Input records:
########
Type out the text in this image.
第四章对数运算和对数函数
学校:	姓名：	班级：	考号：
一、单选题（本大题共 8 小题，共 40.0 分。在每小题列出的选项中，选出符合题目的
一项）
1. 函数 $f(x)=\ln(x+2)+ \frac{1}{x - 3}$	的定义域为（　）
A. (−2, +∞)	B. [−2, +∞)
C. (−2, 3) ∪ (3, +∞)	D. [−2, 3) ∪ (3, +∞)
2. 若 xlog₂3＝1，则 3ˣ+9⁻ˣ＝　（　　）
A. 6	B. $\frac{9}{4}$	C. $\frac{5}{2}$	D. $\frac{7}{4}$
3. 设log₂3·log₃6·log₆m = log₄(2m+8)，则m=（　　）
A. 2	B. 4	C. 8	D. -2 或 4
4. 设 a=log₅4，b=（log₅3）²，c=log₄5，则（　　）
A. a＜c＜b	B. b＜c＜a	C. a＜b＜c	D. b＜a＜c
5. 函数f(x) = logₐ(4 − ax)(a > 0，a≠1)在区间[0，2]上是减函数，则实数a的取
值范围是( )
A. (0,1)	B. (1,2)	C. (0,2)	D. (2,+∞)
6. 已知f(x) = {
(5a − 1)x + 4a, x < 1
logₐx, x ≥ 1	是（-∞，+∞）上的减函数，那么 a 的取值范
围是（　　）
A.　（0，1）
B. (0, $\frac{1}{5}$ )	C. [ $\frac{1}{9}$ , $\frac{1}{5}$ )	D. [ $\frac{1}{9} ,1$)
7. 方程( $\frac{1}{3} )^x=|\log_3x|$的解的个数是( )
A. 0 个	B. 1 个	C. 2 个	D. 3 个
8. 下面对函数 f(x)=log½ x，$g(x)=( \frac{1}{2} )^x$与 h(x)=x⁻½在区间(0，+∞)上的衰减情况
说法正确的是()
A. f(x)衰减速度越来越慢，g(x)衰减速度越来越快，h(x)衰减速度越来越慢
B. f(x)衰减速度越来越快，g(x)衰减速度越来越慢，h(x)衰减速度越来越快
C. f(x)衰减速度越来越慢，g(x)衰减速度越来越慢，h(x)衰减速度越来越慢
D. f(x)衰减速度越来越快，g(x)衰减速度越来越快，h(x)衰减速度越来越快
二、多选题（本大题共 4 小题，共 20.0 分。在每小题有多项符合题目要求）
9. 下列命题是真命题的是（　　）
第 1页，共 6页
########
Requirements: Reproduce the whole listing word for word.

Result of this task:
Type out the text in this image.
第四章对数运算和对数函数
学校:	姓名：	班级：	考号：
一、单选题（本大题共 8 小题，共 40.0 分。在每小题列出的选项中，选出符合题目的
一项）
1. 函数 $f(x)=\ln(x+2)+ \frac{1}{x - 3}$	的定义域为（　）
A. (−2, +∞)	B. [−2, +∞)
C. (−2, 3) ∪ (3, +∞)	D. [−2, 3) ∪ (3, +∞)
2. 若 xlog₂3＝1，则 3ˣ+9⁻ˣ＝　（　　）
A. 6	B. $\frac{9}{4}$	C. $\frac{5}{2}$	D. $\frac{7}{4}$
3. 设log₂3·log₃6·log₆m = log₄(2m+8)，则m=（　　）
A. 2	B. 4	C. 8	D. -2 或 4
4. 设 a=log₅4，b=（log₅3）²，c=log₄5，则（　　）
A. a＜c＜b	B. b＜c＜a	C. a＜b＜c	D. b＜a＜c
5. 函数f(x) = logₐ(4 − ax)(a > 0，a≠1)在区间[0，2]上是减函数，则实数a的取
值范围是( )
A. (0,1)	B. (1,2)	C. (0,2)	D. (2,+∞)
6. 已知f(x) = {
(5a − 1)x + 4a, x < 1
logₐx, x ≥ 1	是（-∞，+∞）上的减函数，那么 a 的取值范
围是（　　）
A.　（0，1）
B. (0, $\frac{1}{5}$ )	C. [ $\frac{1}{9}$ , $\frac{1}{5}$ )	D. [ $\frac{1}{9} ,1$)
7. 方程( $\frac{1}{3} )^x=|\log_3x|$的解的个数是( )
A. 0 个	B. 1 个	C. 2 个	D. 3 个
8. 下面对函数 f(x)=log½ x，$g(x)=( \frac{1}{2} )^x$与 h(x)=x⁻½在区间(0，+∞)上的衰减情况
说法正确的是()
A. f(x)衰减速度越来越慢，g(x)衰减速度越来越快，h(x)衰减速度越来越慢
B. f(x)衰减速度越来越快，g(x)衰减速度越来越慢，h(x)衰减速度越来越快
C. f(x)衰减速度越来越慢，g(x)衰减速度越来越慢，h(x)衰减速度越来越慢
D. f(x)衰减速度越来越快，g(x)衰减速度越来越快，h(x)衰减速度越来越快
二、多选题（本大题共 4 小题，共 20.0 分。在每小题有多项符合题目要求）
9. 下列命题是真命题的是（　　）
第 1页，共 6页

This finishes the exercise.